--- start Data rows ---

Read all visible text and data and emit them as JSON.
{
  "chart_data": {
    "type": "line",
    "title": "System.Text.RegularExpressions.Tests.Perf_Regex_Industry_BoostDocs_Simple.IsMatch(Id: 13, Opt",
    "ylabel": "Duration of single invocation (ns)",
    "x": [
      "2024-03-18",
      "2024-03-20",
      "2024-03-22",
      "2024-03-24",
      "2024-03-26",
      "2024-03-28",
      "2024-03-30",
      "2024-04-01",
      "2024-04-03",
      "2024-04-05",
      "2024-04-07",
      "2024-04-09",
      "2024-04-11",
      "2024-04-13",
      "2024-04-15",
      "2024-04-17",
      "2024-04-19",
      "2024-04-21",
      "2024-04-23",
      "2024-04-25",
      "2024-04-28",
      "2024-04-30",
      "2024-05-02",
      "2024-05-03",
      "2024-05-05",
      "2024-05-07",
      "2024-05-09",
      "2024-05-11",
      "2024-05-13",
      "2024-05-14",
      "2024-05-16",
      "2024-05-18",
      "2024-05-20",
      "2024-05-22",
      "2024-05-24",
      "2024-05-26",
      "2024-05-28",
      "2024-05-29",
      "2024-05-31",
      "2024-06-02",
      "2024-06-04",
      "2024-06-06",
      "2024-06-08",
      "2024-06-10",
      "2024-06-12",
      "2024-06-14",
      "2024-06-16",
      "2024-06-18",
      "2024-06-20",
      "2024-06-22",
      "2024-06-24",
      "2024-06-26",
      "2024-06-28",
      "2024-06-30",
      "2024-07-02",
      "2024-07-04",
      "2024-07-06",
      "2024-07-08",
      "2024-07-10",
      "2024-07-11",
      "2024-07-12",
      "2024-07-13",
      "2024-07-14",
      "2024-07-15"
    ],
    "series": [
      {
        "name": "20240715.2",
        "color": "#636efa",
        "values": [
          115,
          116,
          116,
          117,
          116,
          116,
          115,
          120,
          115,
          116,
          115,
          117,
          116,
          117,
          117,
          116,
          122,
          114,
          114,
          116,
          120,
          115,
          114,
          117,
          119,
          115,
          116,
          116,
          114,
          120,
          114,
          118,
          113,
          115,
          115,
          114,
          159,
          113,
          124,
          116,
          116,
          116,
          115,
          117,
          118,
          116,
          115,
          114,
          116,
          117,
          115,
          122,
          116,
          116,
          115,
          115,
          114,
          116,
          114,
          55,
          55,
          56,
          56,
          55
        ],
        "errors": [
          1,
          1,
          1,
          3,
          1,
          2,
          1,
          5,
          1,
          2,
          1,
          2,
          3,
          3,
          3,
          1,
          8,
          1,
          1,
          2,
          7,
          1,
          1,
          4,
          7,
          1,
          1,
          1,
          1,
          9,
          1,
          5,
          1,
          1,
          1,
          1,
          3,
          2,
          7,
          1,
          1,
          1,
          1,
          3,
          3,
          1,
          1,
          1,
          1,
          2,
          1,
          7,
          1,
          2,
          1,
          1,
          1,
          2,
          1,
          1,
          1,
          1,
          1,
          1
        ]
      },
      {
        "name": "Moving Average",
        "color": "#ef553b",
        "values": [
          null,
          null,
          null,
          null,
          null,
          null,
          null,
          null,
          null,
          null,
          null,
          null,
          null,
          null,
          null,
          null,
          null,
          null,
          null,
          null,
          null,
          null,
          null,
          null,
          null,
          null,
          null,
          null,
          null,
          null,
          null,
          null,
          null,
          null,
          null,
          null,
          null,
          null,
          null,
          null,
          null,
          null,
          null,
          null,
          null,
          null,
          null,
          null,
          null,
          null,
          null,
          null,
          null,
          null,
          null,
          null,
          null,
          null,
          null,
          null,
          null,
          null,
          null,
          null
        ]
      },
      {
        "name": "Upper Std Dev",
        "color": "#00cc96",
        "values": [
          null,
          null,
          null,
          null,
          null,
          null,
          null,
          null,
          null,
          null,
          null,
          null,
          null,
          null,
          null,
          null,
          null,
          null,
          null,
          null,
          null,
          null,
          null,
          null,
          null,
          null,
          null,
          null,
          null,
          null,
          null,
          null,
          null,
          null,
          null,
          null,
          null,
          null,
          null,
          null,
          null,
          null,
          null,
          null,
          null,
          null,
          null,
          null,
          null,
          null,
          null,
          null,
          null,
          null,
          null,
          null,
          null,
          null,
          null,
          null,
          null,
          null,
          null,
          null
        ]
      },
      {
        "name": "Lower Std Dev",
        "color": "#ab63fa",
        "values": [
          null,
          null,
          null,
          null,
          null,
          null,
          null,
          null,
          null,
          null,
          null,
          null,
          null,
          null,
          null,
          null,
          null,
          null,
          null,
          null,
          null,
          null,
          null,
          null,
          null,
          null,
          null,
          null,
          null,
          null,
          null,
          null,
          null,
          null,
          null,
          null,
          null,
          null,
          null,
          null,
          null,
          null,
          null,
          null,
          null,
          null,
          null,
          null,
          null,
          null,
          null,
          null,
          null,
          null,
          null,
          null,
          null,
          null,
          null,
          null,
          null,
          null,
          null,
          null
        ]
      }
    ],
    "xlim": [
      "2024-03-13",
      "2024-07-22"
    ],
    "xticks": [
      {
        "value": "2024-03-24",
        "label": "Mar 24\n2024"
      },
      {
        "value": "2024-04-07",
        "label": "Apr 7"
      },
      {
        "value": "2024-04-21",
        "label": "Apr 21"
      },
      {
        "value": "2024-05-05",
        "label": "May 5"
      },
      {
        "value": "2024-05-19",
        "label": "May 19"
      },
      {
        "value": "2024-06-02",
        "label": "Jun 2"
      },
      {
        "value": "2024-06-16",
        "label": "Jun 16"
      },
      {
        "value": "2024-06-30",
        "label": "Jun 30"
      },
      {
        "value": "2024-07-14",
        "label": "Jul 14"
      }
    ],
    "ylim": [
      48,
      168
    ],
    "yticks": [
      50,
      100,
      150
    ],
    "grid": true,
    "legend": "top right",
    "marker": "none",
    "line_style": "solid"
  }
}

--- end Data rows ---

▸ **The problem**: Collect the lines of the data that carry the word "name".

▸ **Correct answer**:
        "name": "20240715.2",
        "name": "Moving Average",
        "name": "Upper Std Dev",
        "name": "Lower Std Dev",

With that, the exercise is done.